**EXERCISE OBJECTIVE:** Gather up every line from the entries below that uses the word "name".

**SUPPLIED MATERIAL:**
════════
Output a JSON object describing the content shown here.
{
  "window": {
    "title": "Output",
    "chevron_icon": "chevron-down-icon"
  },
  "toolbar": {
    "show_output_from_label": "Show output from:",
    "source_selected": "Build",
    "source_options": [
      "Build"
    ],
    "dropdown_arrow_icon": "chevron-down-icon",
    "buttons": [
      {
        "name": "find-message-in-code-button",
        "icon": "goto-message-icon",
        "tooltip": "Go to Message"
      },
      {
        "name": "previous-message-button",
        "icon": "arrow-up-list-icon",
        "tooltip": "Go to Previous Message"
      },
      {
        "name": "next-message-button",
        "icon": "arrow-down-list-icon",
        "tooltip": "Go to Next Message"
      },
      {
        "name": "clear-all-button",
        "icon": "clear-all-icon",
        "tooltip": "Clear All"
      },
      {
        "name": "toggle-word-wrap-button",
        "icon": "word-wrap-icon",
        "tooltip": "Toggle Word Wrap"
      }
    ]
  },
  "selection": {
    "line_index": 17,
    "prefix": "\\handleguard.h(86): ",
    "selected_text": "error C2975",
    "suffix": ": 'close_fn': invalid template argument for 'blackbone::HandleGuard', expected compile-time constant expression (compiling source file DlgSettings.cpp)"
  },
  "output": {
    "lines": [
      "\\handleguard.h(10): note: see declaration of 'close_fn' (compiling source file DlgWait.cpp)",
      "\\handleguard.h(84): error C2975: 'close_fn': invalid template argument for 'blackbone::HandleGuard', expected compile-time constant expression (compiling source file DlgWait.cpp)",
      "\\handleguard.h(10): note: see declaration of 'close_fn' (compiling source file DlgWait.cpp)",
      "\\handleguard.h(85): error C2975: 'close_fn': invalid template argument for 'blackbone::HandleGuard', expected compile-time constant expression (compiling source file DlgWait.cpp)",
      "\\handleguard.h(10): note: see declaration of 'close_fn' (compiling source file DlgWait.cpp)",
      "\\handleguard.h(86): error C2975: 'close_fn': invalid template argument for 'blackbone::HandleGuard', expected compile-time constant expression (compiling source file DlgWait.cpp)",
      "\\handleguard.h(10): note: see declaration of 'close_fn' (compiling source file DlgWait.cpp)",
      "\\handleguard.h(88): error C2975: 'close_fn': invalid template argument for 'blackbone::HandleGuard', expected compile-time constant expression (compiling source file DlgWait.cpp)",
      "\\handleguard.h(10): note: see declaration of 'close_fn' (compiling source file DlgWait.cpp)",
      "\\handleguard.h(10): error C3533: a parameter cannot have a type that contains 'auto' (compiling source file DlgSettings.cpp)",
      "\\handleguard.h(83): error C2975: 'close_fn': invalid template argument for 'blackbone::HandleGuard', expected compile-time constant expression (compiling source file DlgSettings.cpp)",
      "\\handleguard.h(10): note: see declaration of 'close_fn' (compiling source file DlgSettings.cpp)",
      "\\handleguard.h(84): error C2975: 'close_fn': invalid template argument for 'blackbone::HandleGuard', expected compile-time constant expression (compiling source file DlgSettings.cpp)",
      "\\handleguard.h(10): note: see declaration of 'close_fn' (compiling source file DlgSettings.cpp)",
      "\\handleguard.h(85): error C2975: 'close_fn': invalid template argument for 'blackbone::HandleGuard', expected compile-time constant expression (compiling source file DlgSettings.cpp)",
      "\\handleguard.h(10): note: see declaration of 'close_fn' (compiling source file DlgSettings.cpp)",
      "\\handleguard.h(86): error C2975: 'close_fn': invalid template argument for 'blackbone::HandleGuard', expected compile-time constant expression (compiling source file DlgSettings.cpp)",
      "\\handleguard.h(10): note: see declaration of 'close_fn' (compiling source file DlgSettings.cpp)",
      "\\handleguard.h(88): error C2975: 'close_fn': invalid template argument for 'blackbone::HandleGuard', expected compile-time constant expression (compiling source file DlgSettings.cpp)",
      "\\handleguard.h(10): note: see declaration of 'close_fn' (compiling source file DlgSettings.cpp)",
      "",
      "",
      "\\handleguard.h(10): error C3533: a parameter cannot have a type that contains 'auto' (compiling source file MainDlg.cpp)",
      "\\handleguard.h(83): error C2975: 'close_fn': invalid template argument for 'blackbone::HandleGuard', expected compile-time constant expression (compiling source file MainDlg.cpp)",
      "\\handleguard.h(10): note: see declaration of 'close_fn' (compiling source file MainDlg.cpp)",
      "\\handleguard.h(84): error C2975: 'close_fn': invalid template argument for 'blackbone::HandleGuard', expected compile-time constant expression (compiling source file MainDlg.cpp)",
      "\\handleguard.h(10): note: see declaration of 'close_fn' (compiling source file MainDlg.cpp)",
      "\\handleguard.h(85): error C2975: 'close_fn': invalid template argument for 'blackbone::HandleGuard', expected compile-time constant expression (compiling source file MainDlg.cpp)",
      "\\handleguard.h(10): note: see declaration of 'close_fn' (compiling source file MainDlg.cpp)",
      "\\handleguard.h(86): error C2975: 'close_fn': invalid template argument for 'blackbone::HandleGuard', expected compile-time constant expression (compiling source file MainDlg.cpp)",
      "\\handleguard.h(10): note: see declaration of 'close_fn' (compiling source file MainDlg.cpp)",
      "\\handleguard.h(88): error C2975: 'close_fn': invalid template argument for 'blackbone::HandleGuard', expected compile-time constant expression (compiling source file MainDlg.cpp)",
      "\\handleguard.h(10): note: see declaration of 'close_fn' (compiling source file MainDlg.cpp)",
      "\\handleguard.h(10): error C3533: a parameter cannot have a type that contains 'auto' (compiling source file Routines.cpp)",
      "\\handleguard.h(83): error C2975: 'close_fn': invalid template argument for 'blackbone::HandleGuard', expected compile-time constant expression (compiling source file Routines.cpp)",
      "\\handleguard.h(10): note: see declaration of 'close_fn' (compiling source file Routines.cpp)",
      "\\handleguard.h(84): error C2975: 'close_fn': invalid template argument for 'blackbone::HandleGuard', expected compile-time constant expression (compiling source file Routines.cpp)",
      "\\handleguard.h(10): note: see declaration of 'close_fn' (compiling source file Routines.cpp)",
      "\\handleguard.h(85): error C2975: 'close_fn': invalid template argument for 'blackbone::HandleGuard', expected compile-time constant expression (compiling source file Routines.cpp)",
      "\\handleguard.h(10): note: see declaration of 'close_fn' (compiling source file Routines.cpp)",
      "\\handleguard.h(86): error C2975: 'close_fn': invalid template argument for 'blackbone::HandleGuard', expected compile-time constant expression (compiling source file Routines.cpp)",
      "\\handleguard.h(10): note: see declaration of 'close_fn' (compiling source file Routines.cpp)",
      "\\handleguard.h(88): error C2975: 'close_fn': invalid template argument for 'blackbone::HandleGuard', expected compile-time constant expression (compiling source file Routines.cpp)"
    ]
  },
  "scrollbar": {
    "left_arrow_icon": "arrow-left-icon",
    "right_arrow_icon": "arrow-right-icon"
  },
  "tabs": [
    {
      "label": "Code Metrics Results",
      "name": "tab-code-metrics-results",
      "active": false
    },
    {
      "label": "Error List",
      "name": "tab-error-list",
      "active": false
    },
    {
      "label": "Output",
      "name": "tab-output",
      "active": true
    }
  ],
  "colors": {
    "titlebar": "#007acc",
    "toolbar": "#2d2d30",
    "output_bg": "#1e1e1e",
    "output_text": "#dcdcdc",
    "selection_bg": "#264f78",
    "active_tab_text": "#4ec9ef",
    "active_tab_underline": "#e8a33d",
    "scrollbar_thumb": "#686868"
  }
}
════════
**ANSWER TO THIS TASK:**
        "name": "find-message-in-code-button",
        "name": "previous-message-button",
        "name": "next-message-button",
        "name": "clear-all-button",
        "name": "toggle-word-wrap-button",
      "name": "tab-code-metrics-results",
      "name": "tab-error-list",
      "name": "tab-output",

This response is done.